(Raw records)
::::::::
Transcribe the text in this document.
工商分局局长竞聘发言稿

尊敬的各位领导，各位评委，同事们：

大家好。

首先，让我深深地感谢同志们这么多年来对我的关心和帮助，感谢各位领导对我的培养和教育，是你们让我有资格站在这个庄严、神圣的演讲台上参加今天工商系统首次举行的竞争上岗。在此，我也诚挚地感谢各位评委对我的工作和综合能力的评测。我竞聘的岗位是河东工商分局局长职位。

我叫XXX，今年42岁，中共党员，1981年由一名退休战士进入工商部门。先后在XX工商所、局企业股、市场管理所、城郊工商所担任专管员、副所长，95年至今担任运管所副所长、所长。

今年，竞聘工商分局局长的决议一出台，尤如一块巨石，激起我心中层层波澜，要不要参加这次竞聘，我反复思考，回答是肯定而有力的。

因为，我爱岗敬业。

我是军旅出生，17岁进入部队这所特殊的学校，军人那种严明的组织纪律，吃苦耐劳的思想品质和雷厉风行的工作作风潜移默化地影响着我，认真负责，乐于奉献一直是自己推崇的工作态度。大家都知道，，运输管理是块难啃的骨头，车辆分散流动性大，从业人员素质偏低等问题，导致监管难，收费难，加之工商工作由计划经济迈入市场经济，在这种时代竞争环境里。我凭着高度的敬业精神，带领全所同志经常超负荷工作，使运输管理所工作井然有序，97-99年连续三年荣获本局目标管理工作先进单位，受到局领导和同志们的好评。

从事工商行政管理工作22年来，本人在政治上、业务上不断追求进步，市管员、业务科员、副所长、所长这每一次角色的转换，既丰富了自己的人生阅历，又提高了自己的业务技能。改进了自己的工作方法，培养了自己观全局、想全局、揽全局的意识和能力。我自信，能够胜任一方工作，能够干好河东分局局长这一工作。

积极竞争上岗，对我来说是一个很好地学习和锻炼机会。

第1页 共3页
::::::::
OBJECTIVE:
Reproduce the full listing exactly.

FINISHED TASK:
Transcribe the text in this document.
工商分局局长竞聘发言稿

尊敬的各位领导，各位评委，同事们：

大家好。

首先，让我深深地感谢同志们这么多年来对我的关心和帮助，感谢各位领导对我的培养和教育，是你们让我有资格站在这个庄严、神圣的演讲台上参加今天工商系统首次举行的竞争上岗。在此，我也诚挚地感谢各位评委对我的工作和综合能力的评测。我竞聘的岗位是河东工商分局局长职位。

我叫XXX，今年42岁，中共党员，1981年由一名退休战士进入工商部门。先后在XX工商所、局企业股、市场管理所、城郊工商所担任专管员、副所长，95年至今担任运管所副所长、所长。

今年，竞聘工商分局局长的决议一出台，尤如一块巨石，激起我心中层层波澜，要不要参加这次竞聘，我反复思考，回答是肯定而有力的。

因为，我爱岗敬业。

我是军旅出生，17岁进入部队这所特殊的学校，军人那种严明的组织纪律，吃苦耐劳的思想品质和雷厉风行的工作作风潜移默化地影响着我，认真负责，乐于奉献一直是自己推崇的工作态度。大家都知道，，运输管理是块难啃的骨头，车辆分散流动性大，从业人员素质偏低等问题，导致监管难，收费难，加之工商工作由计划经济迈入市场经济，在这种时代竞争环境里。我凭着高度的敬业精神，带领全所同志经常超负荷工作，使运输管理所工作井然有序，97-99年连续三年荣获本局目标管理工作先进单位，受到局领导和同志们的好评。

从事工商行政管理工作22年来，本人在政治上、业务上不断追求进步，市管员、业务科员、副所长、所长这每一次角色的转换，既丰富了自己的人生阅历，又提高了自己的业务技能。改进了自己的工作方法，培养了自己观全局、想全局、揽全局的意识和能力。我自信，能够胜任一方工作，能够干好河东分局局长这一工作。

积极竞争上岗，对我来说是一个很好地学习和锻炼机会。

第1页 共3页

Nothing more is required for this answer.